- _YOUR INSTRUCTIONS_
Exactly repeat the material, dropping only the pictures.

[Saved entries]
=====

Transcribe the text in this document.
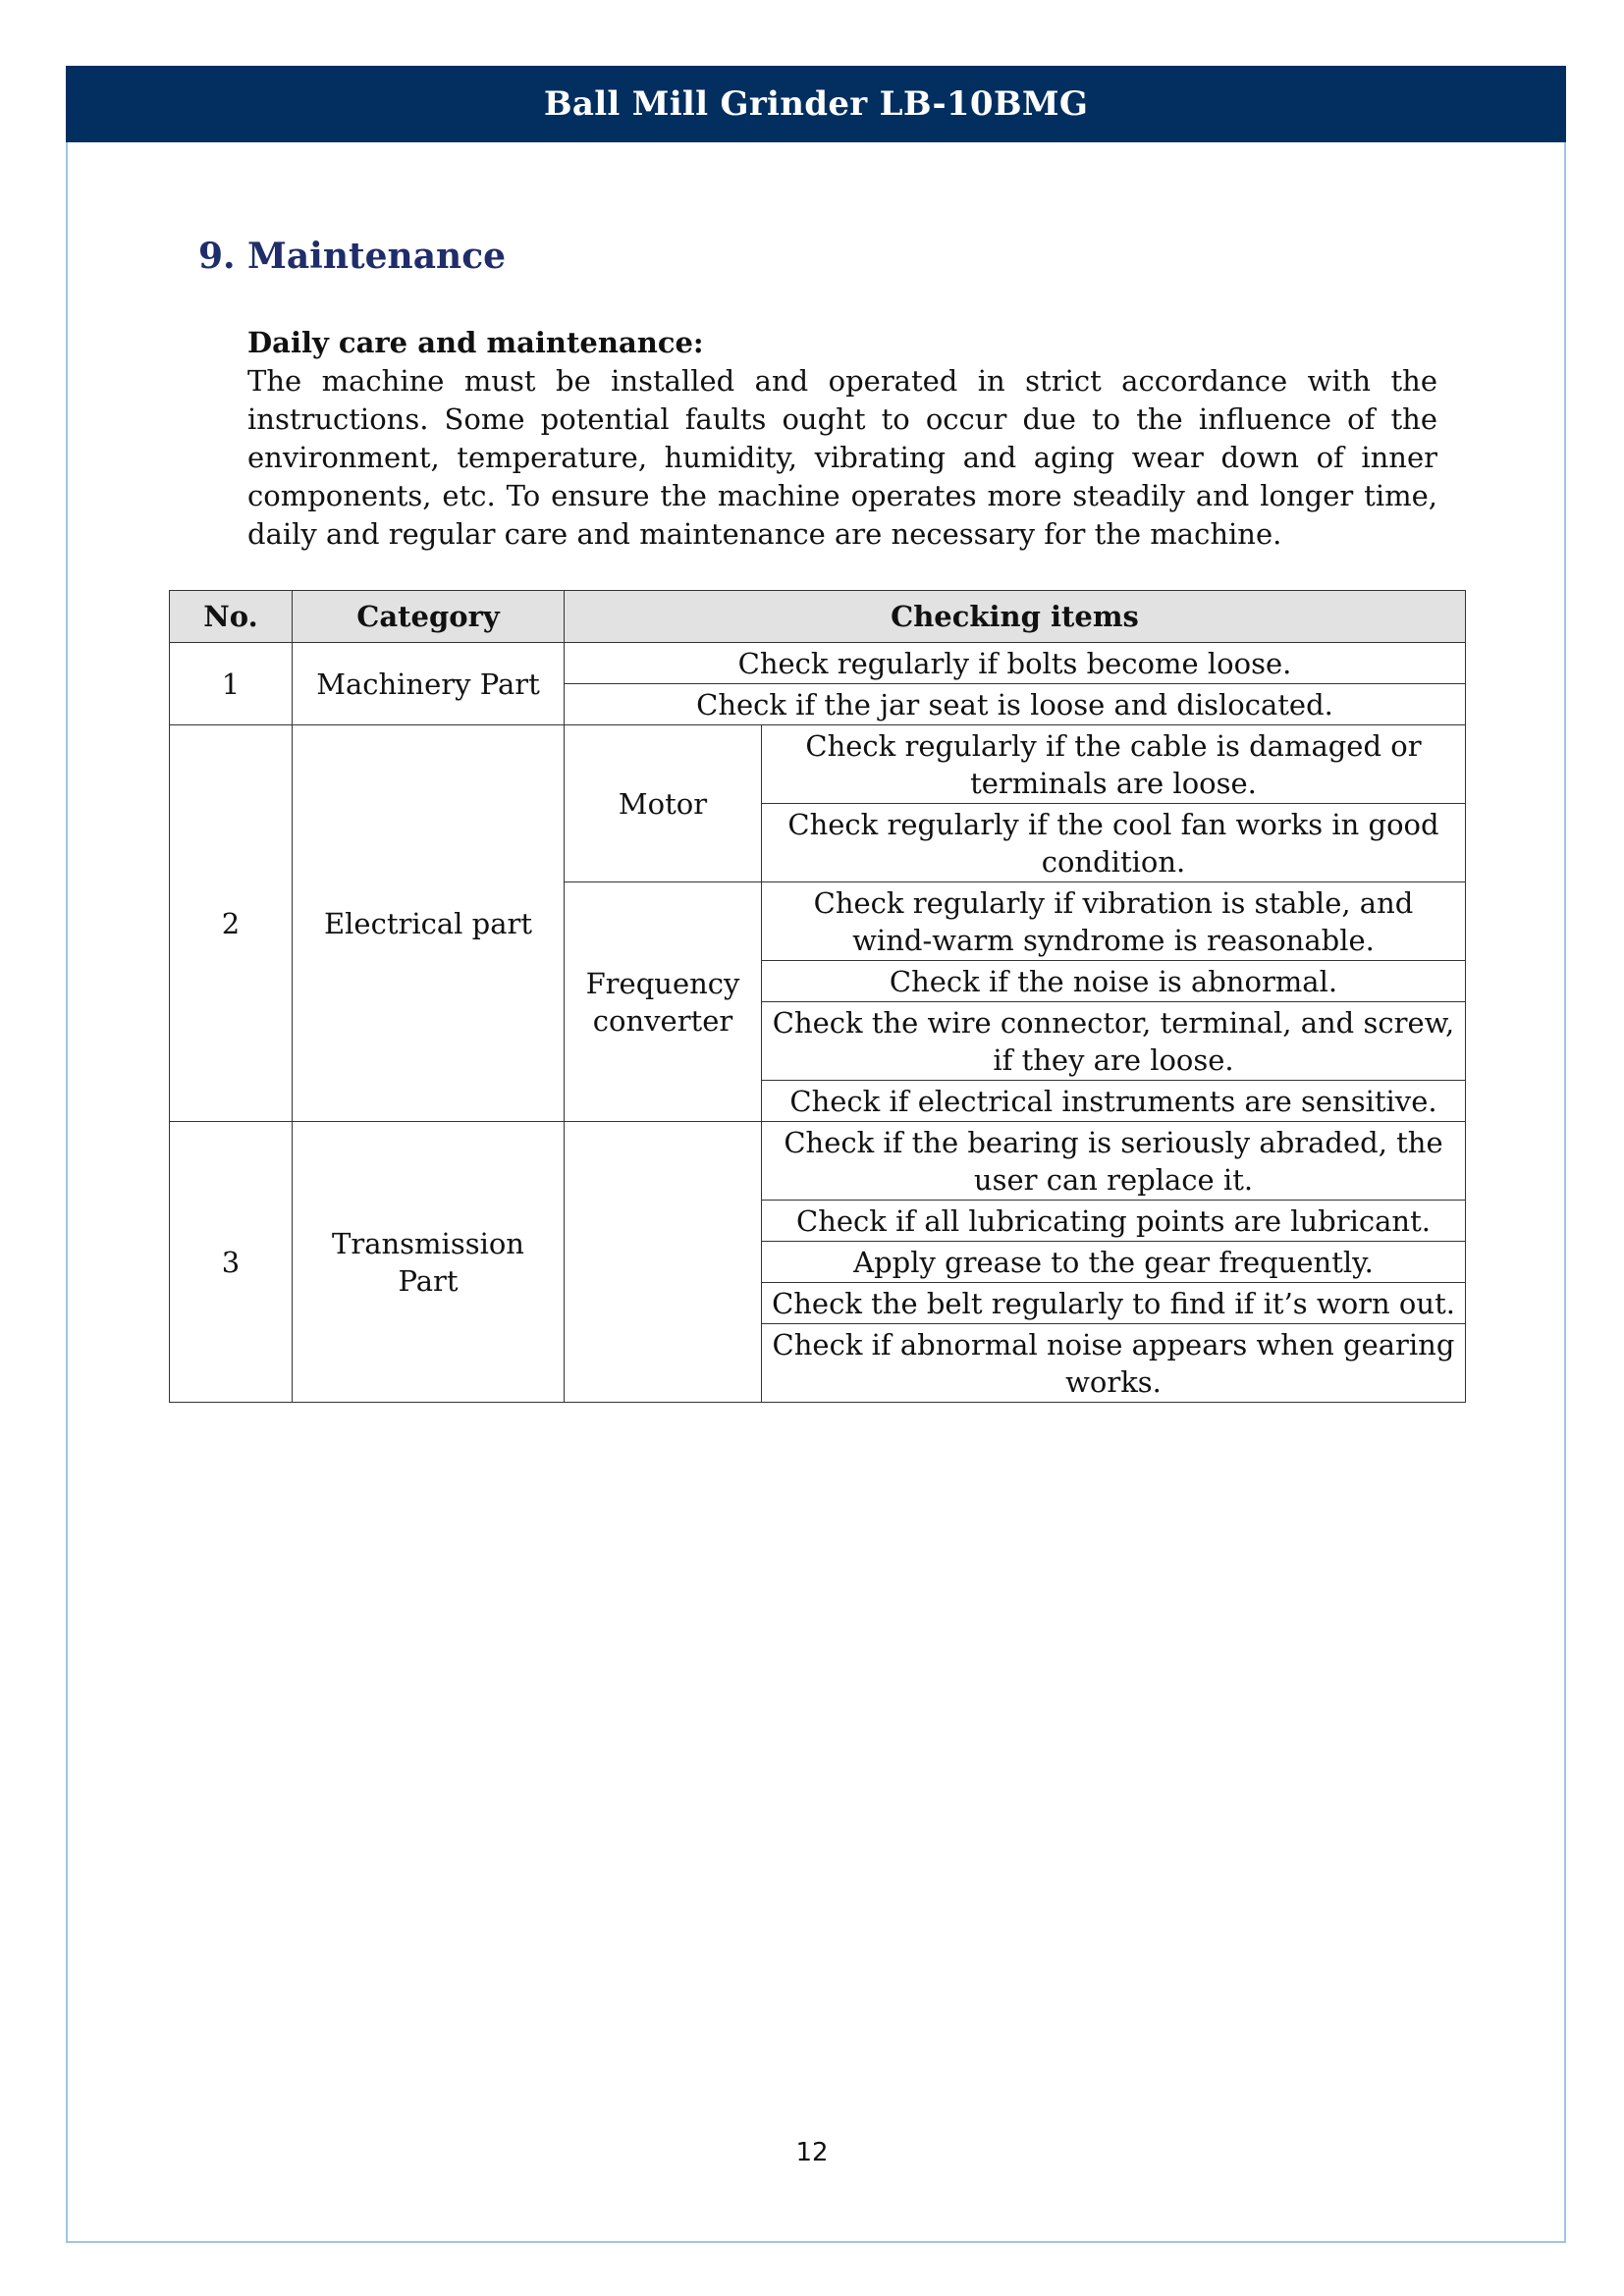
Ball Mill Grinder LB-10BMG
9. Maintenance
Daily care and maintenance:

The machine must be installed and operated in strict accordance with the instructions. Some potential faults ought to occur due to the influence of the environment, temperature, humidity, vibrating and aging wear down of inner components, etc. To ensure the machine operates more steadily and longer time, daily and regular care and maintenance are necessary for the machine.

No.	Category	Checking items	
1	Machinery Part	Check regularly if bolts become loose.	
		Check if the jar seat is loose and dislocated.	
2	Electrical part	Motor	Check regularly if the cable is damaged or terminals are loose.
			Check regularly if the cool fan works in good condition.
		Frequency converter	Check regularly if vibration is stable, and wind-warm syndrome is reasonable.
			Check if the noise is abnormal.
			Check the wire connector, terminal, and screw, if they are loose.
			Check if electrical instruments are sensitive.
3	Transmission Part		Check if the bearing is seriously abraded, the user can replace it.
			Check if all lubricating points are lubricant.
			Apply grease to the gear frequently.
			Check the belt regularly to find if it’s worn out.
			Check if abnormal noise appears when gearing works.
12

=====

- _WRITTEN RESPONSE_
Transcribe the text in this document.
Ball Mill Grinder LB-10BMG
9. Maintenance
Daily care and maintenance:

The machine must be installed and operated in strict accordance with the instructions. Some potential faults ought to occur due to the influence of the environment, temperature, humidity, vibrating and aging wear down of inner components, etc. To ensure the machine operates more steadily and longer time, daily and regular care and maintenance are necessary for the machine.

No.	Category	Checking items	
1	Machinery Part	Check regularly if bolts become loose.	
		Check if the jar seat is loose and dislocated.	
2	Electrical part	Motor	Check regularly if the cable is damaged or terminals are loose.
			Check regularly if the cool fan works in good condition.
		Frequency converter	Check regularly if vibration is stable, and wind-warm syndrome is reasonable.
			Check if the noise is abnormal.
			Check the wire connector, terminal, and screw, if they are loose.
			Check if electrical instruments are sensitive.
3	Transmission Part		Check if the bearing is seriously abraded, the user can replace it.
			Check if all lubricating points are lubricant.
			Apply grease to the gear frequently.
			Check the belt regularly to find if it’s worn out.
			Check if abnormal noise appears when gearing works.
12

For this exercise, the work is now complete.